++++ Exercise input

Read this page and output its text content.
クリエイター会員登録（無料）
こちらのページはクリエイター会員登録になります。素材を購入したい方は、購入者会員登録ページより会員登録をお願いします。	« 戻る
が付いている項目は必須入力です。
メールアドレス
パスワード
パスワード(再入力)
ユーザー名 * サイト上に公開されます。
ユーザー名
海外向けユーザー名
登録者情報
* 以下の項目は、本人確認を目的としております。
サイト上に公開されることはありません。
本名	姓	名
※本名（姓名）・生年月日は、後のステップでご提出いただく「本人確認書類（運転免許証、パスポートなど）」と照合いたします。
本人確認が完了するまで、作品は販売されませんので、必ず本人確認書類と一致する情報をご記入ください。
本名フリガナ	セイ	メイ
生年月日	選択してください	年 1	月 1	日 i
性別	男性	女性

++++++++
++++ Exercise input

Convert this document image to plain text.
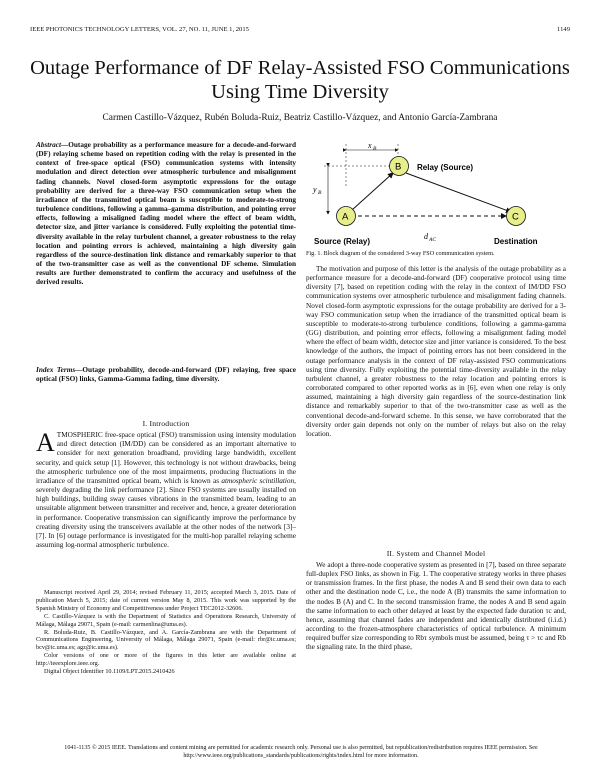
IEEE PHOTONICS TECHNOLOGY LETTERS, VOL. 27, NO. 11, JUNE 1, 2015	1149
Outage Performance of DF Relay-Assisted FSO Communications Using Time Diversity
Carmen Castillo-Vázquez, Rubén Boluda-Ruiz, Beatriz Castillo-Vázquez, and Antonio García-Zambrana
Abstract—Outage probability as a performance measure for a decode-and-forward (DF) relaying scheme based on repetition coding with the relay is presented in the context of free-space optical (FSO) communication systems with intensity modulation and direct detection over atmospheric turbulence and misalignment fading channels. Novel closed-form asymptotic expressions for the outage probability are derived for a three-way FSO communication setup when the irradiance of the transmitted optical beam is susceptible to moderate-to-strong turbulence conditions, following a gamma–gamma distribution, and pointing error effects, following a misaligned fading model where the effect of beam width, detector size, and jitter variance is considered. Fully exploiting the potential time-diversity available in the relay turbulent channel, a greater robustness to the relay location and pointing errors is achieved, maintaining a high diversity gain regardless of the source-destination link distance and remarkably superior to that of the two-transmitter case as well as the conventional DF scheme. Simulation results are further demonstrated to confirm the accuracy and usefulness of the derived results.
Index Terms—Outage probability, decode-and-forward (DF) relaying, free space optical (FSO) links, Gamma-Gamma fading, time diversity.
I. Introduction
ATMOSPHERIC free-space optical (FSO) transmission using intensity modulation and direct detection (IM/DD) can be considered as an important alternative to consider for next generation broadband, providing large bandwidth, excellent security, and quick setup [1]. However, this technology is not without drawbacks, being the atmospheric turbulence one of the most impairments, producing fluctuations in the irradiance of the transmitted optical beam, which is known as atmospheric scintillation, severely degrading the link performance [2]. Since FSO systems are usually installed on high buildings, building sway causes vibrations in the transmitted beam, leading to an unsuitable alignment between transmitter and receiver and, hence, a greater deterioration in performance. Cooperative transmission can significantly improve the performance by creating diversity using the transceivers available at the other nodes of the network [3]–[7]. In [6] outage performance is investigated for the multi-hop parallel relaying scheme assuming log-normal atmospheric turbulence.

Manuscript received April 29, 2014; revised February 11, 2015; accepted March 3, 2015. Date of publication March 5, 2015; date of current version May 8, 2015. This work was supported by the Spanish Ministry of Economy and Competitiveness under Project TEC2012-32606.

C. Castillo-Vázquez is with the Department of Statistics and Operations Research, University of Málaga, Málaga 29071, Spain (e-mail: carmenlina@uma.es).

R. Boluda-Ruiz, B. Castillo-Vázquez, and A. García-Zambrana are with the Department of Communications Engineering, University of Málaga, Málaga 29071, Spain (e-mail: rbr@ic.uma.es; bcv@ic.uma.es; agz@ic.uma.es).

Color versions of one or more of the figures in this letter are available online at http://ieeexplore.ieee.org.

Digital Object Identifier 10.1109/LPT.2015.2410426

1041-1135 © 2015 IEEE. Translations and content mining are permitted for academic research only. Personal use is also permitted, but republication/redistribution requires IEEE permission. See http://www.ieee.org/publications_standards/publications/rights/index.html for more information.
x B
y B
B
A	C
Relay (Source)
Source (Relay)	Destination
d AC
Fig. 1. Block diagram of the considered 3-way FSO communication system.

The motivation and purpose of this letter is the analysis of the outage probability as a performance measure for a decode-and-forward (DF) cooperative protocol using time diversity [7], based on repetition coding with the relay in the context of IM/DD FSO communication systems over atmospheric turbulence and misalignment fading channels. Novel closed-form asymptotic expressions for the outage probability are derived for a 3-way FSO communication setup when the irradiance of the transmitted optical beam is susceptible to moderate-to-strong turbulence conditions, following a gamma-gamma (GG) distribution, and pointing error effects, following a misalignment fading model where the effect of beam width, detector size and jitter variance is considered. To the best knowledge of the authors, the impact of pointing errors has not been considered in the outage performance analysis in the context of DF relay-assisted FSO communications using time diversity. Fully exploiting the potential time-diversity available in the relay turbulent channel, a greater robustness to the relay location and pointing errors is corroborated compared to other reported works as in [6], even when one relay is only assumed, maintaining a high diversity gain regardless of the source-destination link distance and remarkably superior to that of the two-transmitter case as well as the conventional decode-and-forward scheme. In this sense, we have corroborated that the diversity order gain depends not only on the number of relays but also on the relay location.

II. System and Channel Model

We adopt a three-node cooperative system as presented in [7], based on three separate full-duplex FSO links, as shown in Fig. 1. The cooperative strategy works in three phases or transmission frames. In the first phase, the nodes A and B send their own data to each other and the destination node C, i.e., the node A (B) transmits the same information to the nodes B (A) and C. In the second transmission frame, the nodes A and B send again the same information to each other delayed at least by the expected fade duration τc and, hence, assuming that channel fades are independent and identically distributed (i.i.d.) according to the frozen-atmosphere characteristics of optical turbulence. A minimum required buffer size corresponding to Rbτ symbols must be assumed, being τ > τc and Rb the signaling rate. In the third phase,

++++++++

_Task to carry out:_ Count every line above that holds the string "information" and give the total, nothing more.

_Right answer:_ 2